(Extracts from a graphics dataset)
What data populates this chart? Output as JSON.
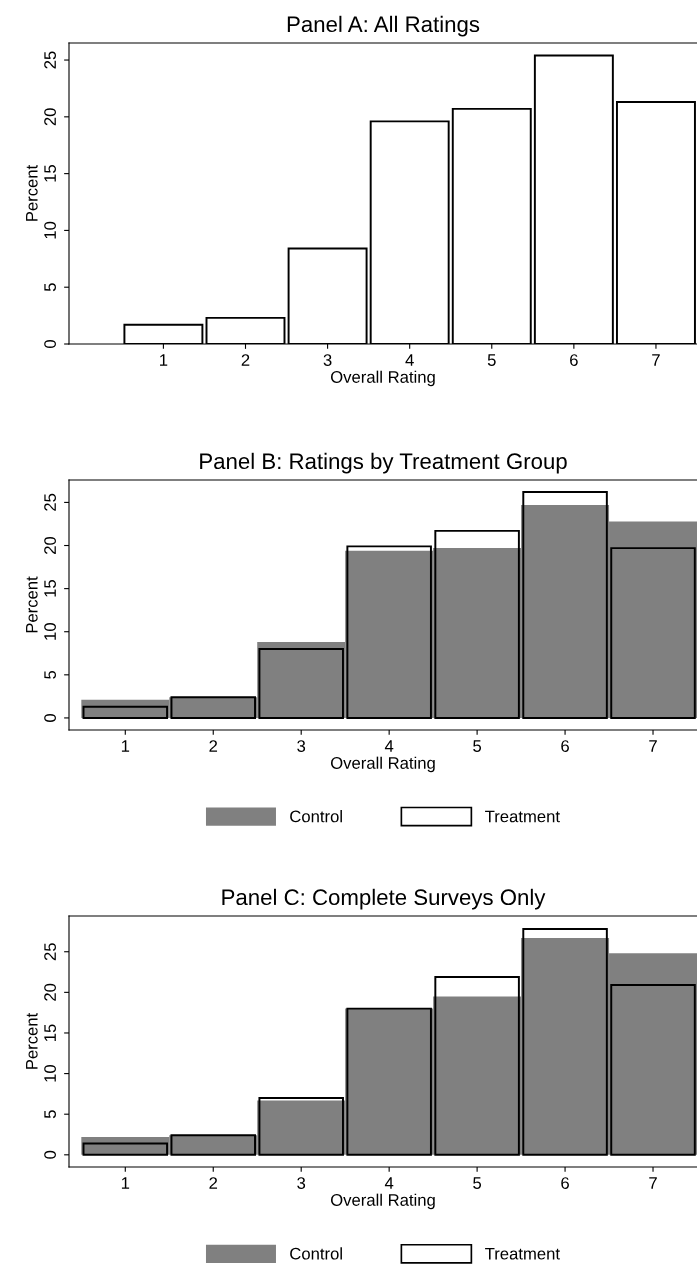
{
  "chart_data": [
    {
      "type": "histogram",
      "title": "Panel A: All Ratings",
      "xlabel": "Overall Rating",
      "ylabel": "Percent",
      "bins": [
        0.5,
        1.5,
        2.5,
        3.5,
        4.5,
        5.5,
        6.5,
        7.5
      ],
      "values": [
        1.7,
        2.3,
        8.4,
        19.6,
        20.7,
        25.4,
        21.3
      ],
      "color": "#000000",
      "xlim": [
        -0.15,
        7.5
      ],
      "ylim": [
        0,
        26.5
      ],
      "xticks": [
        1,
        2,
        3,
        4,
        5,
        6,
        7
      ],
      "yticks": [
        0,
        5,
        10,
        15,
        20,
        25
      ],
      "grid": false,
      "legend": false
    },
    {
      "type": "histogram",
      "title": "Panel B: Ratings by Treatment Group",
      "xlabel": "Overall Rating",
      "ylabel": "Percent",
      "bins": [
        0.5,
        1.5,
        2.5,
        3.5,
        4.5,
        5.5,
        6.5,
        7.5
      ],
      "series": [
        {
          "name": "Control",
          "color": "#808080",
          "values": [
            2.1,
            2.4,
            8.8,
            19.4,
            19.7,
            24.7,
            22.8
          ]
        },
        {
          "name": "Treatment",
          "color": "#000000",
          "values": [
            1.3,
            2.4,
            8.0,
            19.9,
            21.7,
            26.2,
            19.7
          ]
        }
      ],
      "xlim": [
        0.36,
        7.5
      ],
      "ylim": [
        -1.4,
        27.6
      ],
      "xticks": [
        1,
        2,
        3,
        4,
        5,
        6,
        7
      ],
      "yticks": [
        0,
        5,
        10,
        15,
        20,
        25
      ],
      "grid": false,
      "legend": "bottom"
    },
    {
      "type": "histogram",
      "title": "Panel C: Complete Surveys Only",
      "xlabel": "Overall Rating",
      "ylabel": "Percent",
      "bins": [
        0.5,
        1.5,
        2.5,
        3.5,
        4.5,
        5.5,
        6.5,
        7.5
      ],
      "series": [
        {
          "name": "Control",
          "color": "#808080",
          "values": [
            2.2,
            2.4,
            6.7,
            18.0,
            19.5,
            26.7,
            24.8
          ]
        },
        {
          "name": "Treatment",
          "color": "#000000",
          "values": [
            1.4,
            2.4,
            7.0,
            18.0,
            21.9,
            27.8,
            20.9
          ]
        }
      ],
      "xlim": [
        0.36,
        7.5
      ],
      "ylim": [
        -1.5,
        29.4
      ],
      "xticks": [
        1,
        2,
        3,
        4,
        5,
        6,
        7
      ],
      "yticks": [
        0,
        5,
        10,
        15,
        20,
        25
      ],
      "grid": false,
      "legend": "bottom"
    }
  ]
}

→ Set exercise
Copy out every line of the material above exactly, skipping the pictures.

→ Response
What data populates this chart? Output as JSON.
{
  "chart_data": [
    {
      "type": "histogram",
      "title": "Panel A: All Ratings",
      "xlabel": "Overall Rating",
      "ylabel": "Percent",
      "bins": [
        0.5,
        1.5,
        2.5,
        3.5,
        4.5,
        5.5,
        6.5,
        7.5
      ],
      "values": [
        1.7,
        2.3,
        8.4,
        19.6,
        20.7,
        25.4,
        21.3
      ],
      "color": "#000000",
      "xlim": [
        -0.15,
        7.5
      ],
      "ylim": [
        0,
        26.5
      ],
      "xticks": [
        1,
        2,
        3,
        4,
        5,
        6,
        7
      ],
      "yticks": [
        0,
        5,
        10,
        15,
        20,
        25
      ],
      "grid": false,
      "legend": false
    },
    {
      "type": "histogram",
      "title": "Panel B: Ratings by Treatment Group",
      "xlabel": "Overall Rating",
      "ylabel": "Percent",
      "bins": [
        0.5,
        1.5,
        2.5,
        3.5,
        4.5,
        5.5,
        6.5,
        7.5
      ],
      "series": [
        {
          "name": "Control",
          "color": "#808080",
          "values": [
            2.1,
            2.4,
            8.8,
            19.4,
            19.7,
            24.7,
            22.8
          ]
        },
        {
          "name": "Treatment",
          "color": "#000000",
          "values": [
            1.3,
            2.4,
            8.0,
            19.9,
            21.7,
            26.2,
            19.7
          ]
        }
      ],
      "xlim": [
        0.36,
        7.5
      ],
      "ylim": [
        -1.4,
        27.6
      ],
      "xticks": [
        1,
        2,
        3,
        4,
        5,
        6,
        7
      ],
      "yticks": [
        0,
        5,
        10,
        15,
        20,
        25
      ],
      "grid": false,
      "legend": "bottom"
    },
    {
      "type": "histogram",
      "title": "Panel C: Complete Surveys Only",
      "xlabel": "Overall Rating",
      "ylabel": "Percent",
      "bins": [
        0.5,
        1.5,
        2.5,
        3.5,
        4.5,
        5.5,
        6.5,
        7.5
      ],
      "series": [
        {
          "name": "Control",
          "color": "#808080",
          "values": [
            2.2,
            2.4,
            6.7,
            18.0,
            19.5,
            26.7,
            24.8
          ]
        },
        {
          "name": "Treatment",
          "color": "#000000",
          "values": [
            1.4,
            2.4,
            7.0,
            18.0,
            21.9,
            27.8,
            20.9
          ]
        }
      ],
      "xlim": [
        0.36,
        7.5
      ],
      "ylim": [
        -1.5,
        29.4
      ],
      "xticks": [
        1,
        2,
        3,
        4,
        5,
        6,
        7
      ],
      "yticks": [
        0,
        5,
        10,
        15,
        20,
        25
      ],
      "grid": false,
      "legend": "bottom"
    }
  ]
}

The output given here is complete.